What you will do: Copy every line of the data that includes the string "Office".

Task input:
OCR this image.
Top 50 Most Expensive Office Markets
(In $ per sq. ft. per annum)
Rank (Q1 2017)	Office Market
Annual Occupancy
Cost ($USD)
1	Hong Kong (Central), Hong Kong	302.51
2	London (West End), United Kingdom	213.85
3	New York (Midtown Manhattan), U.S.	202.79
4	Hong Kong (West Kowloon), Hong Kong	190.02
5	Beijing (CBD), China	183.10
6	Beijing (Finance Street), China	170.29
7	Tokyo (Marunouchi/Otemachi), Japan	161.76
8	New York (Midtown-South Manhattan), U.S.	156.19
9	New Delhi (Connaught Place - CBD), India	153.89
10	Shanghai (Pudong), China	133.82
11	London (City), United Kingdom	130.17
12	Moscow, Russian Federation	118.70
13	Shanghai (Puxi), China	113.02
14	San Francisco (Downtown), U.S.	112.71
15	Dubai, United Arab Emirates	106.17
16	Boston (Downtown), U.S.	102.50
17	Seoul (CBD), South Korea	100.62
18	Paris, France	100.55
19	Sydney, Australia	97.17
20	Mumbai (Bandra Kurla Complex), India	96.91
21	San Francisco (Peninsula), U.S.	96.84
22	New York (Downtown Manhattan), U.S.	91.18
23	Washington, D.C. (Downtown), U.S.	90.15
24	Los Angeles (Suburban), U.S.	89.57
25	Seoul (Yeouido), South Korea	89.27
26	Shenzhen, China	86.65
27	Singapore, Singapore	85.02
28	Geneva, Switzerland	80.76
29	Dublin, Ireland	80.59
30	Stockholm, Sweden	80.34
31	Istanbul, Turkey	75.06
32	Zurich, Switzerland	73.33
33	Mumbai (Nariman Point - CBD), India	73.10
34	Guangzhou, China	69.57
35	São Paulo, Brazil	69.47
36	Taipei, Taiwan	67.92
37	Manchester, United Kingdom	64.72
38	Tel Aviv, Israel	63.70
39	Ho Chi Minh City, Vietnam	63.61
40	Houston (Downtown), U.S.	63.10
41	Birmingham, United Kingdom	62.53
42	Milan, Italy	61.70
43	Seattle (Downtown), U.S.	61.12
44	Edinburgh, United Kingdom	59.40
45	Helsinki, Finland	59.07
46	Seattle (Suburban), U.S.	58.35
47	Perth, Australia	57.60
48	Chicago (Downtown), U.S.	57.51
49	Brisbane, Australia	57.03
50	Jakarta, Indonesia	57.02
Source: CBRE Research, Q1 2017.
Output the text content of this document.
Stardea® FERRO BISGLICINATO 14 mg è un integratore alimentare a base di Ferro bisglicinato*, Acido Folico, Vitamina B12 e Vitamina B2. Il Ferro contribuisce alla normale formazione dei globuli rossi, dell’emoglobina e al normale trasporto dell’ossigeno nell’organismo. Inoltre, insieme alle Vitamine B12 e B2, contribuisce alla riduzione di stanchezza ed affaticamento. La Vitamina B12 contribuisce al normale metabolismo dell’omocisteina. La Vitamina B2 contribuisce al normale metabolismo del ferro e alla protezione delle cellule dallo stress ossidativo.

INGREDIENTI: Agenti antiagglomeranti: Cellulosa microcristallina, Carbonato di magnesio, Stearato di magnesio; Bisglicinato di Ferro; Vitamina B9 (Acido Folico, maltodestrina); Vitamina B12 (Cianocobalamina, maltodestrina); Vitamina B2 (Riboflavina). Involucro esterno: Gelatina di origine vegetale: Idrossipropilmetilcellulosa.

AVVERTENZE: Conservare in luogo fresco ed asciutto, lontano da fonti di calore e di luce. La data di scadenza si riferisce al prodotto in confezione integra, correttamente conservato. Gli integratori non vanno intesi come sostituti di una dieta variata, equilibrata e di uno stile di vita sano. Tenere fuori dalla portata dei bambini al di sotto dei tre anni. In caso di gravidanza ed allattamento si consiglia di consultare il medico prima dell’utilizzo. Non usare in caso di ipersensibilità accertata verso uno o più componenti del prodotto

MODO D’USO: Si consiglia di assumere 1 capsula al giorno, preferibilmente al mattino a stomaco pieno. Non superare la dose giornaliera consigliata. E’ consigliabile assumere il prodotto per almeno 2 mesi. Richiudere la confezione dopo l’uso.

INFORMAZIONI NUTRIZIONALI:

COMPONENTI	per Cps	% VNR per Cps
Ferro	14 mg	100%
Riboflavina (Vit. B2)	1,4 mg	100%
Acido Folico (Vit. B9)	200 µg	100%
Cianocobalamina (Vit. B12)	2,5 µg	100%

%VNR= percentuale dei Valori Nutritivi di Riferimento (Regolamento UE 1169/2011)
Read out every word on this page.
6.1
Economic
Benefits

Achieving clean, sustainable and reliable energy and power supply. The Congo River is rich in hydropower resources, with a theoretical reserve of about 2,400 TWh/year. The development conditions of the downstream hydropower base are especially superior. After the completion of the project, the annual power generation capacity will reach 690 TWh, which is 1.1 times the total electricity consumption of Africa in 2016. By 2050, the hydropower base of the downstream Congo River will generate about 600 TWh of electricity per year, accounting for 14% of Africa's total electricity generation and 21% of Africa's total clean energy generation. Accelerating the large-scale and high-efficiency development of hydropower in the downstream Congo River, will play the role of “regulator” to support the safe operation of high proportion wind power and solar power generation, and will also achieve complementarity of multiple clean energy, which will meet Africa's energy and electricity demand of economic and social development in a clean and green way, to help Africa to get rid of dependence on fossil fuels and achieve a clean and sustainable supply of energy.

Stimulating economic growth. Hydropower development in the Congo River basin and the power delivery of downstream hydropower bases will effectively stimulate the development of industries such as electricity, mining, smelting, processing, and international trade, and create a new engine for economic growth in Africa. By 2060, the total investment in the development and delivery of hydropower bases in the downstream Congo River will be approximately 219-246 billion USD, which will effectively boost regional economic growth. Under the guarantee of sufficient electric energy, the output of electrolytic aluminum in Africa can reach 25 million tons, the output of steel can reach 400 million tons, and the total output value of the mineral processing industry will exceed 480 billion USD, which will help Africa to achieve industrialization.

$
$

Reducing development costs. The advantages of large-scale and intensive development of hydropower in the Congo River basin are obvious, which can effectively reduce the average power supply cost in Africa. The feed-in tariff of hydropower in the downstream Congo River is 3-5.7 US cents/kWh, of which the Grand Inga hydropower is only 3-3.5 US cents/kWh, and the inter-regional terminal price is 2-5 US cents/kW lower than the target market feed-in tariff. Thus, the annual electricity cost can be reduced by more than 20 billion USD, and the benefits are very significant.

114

Problem solution:
Top 50 Most Expensive Office Markets
Rank (Q1 2017)	Office Market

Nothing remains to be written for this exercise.